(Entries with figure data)

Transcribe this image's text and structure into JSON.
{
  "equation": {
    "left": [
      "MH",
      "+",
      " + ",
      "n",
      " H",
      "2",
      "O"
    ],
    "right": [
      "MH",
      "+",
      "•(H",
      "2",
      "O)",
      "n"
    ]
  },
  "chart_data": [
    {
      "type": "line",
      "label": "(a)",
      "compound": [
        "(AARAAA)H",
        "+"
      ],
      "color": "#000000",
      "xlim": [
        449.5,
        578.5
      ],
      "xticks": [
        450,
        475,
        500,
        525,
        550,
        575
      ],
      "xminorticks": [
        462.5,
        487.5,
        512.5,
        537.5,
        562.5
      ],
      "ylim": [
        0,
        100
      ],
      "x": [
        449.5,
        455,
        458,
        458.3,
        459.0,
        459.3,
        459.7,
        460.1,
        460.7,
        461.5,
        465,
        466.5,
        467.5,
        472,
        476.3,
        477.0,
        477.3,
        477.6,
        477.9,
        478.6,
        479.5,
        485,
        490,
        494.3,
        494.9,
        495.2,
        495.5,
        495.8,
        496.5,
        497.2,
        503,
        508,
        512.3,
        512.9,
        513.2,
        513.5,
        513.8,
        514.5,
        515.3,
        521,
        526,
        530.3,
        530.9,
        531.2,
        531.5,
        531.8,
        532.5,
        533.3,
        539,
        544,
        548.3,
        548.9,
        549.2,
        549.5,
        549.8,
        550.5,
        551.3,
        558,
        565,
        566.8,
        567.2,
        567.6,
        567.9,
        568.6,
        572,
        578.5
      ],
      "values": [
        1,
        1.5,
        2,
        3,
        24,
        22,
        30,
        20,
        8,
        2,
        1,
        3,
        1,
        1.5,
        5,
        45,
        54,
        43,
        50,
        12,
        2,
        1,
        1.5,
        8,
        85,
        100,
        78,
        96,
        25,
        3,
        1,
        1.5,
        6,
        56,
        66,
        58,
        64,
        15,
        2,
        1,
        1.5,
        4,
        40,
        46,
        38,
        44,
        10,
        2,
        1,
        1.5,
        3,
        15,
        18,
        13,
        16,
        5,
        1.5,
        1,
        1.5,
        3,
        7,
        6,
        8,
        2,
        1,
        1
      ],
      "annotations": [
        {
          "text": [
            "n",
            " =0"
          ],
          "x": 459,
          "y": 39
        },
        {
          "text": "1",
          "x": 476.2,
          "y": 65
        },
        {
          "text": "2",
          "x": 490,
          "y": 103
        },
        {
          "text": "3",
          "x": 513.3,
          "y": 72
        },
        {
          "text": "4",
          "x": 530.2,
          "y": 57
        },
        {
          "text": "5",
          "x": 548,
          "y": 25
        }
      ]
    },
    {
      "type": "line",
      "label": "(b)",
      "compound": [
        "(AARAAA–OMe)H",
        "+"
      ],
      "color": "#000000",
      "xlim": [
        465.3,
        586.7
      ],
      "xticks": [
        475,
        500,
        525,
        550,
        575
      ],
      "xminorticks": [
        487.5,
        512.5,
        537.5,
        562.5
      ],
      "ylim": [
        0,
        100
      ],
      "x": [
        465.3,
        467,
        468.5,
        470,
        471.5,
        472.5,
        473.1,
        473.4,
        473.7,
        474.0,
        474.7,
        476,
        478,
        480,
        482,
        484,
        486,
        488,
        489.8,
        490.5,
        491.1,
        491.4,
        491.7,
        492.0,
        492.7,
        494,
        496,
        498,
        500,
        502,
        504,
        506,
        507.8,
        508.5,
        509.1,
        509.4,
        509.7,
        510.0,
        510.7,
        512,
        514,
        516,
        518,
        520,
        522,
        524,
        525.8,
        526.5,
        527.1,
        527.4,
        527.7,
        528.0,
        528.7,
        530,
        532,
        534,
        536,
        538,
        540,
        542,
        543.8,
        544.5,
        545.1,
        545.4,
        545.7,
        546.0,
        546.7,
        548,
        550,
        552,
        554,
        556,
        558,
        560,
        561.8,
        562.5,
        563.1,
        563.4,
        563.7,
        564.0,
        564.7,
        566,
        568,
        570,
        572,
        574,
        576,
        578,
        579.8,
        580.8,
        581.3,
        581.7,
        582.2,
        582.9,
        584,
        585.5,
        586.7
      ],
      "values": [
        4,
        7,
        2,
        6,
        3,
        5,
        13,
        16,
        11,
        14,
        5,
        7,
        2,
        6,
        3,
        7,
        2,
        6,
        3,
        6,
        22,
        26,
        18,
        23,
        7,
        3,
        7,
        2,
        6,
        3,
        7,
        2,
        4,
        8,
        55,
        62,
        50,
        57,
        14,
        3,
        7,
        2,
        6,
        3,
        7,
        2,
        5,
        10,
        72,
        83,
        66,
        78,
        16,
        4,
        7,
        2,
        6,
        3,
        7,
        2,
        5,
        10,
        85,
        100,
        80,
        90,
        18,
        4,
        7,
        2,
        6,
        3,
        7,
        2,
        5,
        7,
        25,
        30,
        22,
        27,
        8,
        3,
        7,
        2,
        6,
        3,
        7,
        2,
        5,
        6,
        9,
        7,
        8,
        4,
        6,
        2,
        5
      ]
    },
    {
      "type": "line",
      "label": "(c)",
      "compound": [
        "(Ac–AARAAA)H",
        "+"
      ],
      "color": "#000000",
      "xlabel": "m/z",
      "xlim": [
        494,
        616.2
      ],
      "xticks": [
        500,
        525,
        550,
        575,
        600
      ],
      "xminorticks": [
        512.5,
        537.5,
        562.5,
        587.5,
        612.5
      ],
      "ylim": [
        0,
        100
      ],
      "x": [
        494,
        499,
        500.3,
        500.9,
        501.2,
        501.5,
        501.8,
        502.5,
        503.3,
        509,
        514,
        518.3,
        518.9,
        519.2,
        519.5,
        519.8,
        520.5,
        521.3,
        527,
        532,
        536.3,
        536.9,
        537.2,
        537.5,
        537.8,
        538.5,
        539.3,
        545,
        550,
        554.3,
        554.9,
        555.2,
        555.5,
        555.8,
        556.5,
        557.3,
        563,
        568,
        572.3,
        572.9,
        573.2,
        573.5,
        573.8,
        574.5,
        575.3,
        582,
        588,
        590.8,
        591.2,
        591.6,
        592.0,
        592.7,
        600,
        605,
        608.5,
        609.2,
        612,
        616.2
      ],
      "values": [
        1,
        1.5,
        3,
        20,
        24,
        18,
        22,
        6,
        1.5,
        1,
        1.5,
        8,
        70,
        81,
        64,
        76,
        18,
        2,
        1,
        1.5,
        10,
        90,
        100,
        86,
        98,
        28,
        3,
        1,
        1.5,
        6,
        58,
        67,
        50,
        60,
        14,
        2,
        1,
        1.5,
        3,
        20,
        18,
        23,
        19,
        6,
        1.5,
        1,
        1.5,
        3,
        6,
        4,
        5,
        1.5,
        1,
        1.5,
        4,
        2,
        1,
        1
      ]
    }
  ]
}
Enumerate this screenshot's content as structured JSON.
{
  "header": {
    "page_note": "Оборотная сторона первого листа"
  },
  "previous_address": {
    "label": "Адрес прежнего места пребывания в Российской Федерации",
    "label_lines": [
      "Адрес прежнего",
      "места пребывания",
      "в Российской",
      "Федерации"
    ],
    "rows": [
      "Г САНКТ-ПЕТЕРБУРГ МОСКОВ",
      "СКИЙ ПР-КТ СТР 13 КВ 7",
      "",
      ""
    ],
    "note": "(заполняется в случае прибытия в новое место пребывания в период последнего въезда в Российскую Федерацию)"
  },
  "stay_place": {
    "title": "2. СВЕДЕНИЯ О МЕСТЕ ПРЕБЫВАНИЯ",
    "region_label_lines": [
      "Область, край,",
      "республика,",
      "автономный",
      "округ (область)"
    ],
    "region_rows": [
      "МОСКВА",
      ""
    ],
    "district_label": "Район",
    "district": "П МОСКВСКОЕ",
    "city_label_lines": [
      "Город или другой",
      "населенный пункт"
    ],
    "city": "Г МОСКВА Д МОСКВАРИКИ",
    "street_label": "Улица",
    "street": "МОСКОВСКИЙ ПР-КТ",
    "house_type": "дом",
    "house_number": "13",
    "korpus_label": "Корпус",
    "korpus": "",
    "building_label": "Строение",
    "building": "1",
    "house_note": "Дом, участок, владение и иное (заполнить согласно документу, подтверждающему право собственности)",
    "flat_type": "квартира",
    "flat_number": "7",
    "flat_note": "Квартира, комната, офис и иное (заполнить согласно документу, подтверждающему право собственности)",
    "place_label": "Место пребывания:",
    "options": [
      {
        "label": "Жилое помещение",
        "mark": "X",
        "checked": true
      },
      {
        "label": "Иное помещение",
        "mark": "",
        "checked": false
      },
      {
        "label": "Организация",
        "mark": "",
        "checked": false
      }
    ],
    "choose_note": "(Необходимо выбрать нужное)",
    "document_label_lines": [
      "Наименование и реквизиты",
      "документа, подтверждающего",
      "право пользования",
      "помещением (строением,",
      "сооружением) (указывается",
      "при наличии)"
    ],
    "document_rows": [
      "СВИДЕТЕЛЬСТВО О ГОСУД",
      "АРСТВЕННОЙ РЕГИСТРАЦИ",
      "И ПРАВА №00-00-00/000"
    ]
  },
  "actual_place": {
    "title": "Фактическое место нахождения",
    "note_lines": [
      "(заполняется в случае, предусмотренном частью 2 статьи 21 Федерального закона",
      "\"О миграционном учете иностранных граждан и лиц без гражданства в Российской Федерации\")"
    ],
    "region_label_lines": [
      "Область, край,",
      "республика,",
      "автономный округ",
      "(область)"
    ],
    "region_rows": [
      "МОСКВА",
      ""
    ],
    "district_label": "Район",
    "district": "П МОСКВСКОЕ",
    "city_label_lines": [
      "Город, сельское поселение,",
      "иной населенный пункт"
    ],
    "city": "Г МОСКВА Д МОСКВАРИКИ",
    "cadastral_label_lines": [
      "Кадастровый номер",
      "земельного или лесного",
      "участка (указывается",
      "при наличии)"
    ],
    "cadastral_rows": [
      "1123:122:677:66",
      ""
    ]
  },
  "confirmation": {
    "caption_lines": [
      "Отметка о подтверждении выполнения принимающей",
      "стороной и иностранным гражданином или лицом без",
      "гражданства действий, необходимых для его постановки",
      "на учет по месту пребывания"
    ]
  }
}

● **Your task**:
Show all lines above holding "пункт".

● **Task result**:
      "населенный пункт"
      "иной населенный пункт"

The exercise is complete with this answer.